→ Given instruction 1
Return the records word for word, from their first line up to and including the line with "Ellipse shape (236, 190, 245, 196)".

→ Given passage
╔══

Four out of ten women surveyed in Hong Kong, Malaysia, the Philippines and South Korea, admit to using a skin-whitening cream on a regular basis. Professor Harsh Verma from the University of Delhi found that in many Asian cultures, colourism is taught to children in the form of fairy tales; just as the Grimms’ fairy tales featured light-skinned princesses or maidens, Asian mythological protagonists are typically fair and depict virtue, purity, and goodness. A light complexion is therefore equated with feminine beauty, racial superiority and power, and continues to have strong influences on marital prospects, income and status.

Western Asia is no exception to this societal ill: partly due to the modern day popular practice of hiring South Asian expats as servants (read: the Kafala System), but also due to their historic practice of importing dark-skinned slaves from Africa, many Arab cultures also display a strong preference towards light skin. The term “Abd” (meaning slave) is still, shamefully, sometimes used in general reference to dark-skinned individuals. In Israel, light-skinned Ashkenazi Jews are often looked upon more favourably than their darker-skinned Sephardim counterparts.

╚══

→ Supplied material
╔══

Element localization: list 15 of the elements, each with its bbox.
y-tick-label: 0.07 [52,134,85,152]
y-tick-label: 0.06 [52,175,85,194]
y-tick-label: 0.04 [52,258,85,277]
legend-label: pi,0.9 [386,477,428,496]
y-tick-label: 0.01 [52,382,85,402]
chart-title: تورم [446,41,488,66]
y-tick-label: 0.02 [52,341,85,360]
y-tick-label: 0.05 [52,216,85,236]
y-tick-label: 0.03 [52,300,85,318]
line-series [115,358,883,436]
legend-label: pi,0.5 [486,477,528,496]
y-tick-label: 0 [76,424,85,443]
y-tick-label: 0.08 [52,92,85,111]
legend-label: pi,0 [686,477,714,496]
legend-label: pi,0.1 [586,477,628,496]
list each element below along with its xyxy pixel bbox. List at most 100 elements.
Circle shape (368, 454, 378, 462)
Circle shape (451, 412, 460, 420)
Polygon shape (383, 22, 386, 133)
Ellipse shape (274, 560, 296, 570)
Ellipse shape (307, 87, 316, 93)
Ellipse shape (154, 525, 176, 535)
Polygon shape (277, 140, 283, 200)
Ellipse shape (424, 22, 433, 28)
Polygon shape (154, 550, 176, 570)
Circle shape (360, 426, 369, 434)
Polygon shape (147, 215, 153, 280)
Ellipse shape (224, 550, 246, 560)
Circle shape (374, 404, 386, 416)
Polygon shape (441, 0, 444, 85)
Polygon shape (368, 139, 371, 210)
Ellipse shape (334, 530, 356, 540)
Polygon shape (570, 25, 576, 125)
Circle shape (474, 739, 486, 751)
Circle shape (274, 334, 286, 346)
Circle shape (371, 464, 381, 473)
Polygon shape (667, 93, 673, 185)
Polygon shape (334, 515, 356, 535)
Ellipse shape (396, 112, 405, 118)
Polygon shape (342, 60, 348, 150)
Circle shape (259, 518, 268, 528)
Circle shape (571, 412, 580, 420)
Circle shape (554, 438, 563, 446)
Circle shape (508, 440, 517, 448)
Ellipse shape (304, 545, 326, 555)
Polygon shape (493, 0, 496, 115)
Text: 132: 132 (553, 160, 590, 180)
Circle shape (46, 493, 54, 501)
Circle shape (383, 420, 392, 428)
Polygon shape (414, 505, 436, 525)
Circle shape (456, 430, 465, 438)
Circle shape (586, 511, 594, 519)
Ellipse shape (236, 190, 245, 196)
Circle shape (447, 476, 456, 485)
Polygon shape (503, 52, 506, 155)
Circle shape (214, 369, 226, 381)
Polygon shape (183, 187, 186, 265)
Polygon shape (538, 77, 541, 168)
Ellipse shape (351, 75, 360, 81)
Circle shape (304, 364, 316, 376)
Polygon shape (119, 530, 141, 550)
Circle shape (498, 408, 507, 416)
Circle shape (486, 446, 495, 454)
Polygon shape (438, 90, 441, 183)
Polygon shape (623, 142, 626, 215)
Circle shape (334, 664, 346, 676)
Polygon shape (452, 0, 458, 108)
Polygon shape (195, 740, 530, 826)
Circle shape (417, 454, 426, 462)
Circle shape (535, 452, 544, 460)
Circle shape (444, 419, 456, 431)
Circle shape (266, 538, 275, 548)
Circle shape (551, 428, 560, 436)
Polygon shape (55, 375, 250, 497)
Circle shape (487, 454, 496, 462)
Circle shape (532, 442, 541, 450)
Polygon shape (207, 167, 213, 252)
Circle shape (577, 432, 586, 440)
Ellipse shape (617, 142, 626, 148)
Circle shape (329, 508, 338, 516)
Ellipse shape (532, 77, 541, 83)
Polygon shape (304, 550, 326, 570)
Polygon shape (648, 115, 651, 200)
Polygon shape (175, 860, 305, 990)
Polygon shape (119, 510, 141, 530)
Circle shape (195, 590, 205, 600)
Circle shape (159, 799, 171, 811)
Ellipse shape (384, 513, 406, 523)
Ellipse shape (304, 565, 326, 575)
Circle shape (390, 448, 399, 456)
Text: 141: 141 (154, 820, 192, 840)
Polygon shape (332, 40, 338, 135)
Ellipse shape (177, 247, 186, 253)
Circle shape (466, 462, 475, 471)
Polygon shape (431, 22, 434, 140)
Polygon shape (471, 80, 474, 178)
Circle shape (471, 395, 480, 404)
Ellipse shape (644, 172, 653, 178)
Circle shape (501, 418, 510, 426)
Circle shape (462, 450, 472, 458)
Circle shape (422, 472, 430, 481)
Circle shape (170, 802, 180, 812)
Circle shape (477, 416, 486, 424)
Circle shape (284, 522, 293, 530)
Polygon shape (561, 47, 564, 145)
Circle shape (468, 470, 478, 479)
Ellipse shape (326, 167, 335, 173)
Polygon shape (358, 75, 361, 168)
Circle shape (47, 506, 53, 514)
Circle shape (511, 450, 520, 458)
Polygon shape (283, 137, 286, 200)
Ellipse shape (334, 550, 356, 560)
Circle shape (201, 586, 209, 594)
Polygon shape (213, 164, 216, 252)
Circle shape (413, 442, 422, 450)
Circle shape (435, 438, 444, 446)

╚══

→ Given instruction 2
In the passage on colorism, what share of the women surveyed in Hong Kong, Malaysia, the Philippines and South Korea admit to using a skin-whitening cream regularly?

→ Full output 1
Element localization: list 15 of the elements, each with its bbox.
y-tick-label: 0.07 [52,134,85,152]
y-tick-label: 0.06 [52,175,85,194]
y-tick-label: 0.04 [52,258,85,277]
legend-label: pi,0.9 [386,477,428,496]
y-tick-label: 0.01 [52,382,85,402]
chart-title: تورم [446,41,488,66]
y-tick-label: 0.02 [52,341,85,360]
y-tick-label: 0.05 [52,216,85,236]
y-tick-label: 0.03 [52,300,85,318]
line-series [115,358,883,436]
legend-label: pi,0.5 [486,477,528,496]
y-tick-label: 0 [76,424,85,443]
y-tick-label: 0.08 [52,92,85,111]
legend-label: pi,0 [686,477,714,496]
legend-label: pi,0.1 [586,477,628,496]
list each element below along with its xyxy pixel bbox. List at most 100 elements.
Circle shape (368, 454, 378, 462)
Circle shape (451, 412, 460, 420)
Polygon shape (383, 22, 386, 133)
Ellipse shape (274, 560, 296, 570)
Ellipse shape (307, 87, 316, 93)
Ellipse shape (154, 525, 176, 535)
Polygon shape (277, 140, 283, 200)
Ellipse shape (424, 22, 433, 28)
Polygon shape (154, 550, 176, 570)
Circle shape (360, 426, 369, 434)
Polygon shape (147, 215, 153, 280)
Ellipse shape (224, 550, 246, 560)
Circle shape (374, 404, 386, 416)
Polygon shape (441, 0, 444, 85)
Polygon shape (368, 139, 371, 210)
Ellipse shape (334, 530, 356, 540)
Polygon shape (570, 25, 576, 125)
Circle shape (474, 739, 486, 751)
Circle shape (274, 334, 286, 346)
Circle shape (371, 464, 381, 473)
Polygon shape (667, 93, 673, 185)
Polygon shape (334, 515, 356, 535)
Ellipse shape (396, 112, 405, 118)
Polygon shape (342, 60, 348, 150)
Circle shape (259, 518, 268, 528)
Circle shape (571, 412, 580, 420)
Circle shape (554, 438, 563, 446)
Circle shape (508, 440, 517, 448)
Ellipse shape (304, 545, 326, 555)
Polygon shape (493, 0, 496, 115)
Text: 132: 132 (553, 160, 590, 180)
Circle shape (46, 493, 54, 501)
Circle shape (383, 420, 392, 428)
Polygon shape (414, 505, 436, 525)
Circle shape (456, 430, 465, 438)
Circle shape (586, 511, 594, 519)
Ellipse shape (236, 190, 245, 196)

→ Full output 2
Four out of ten.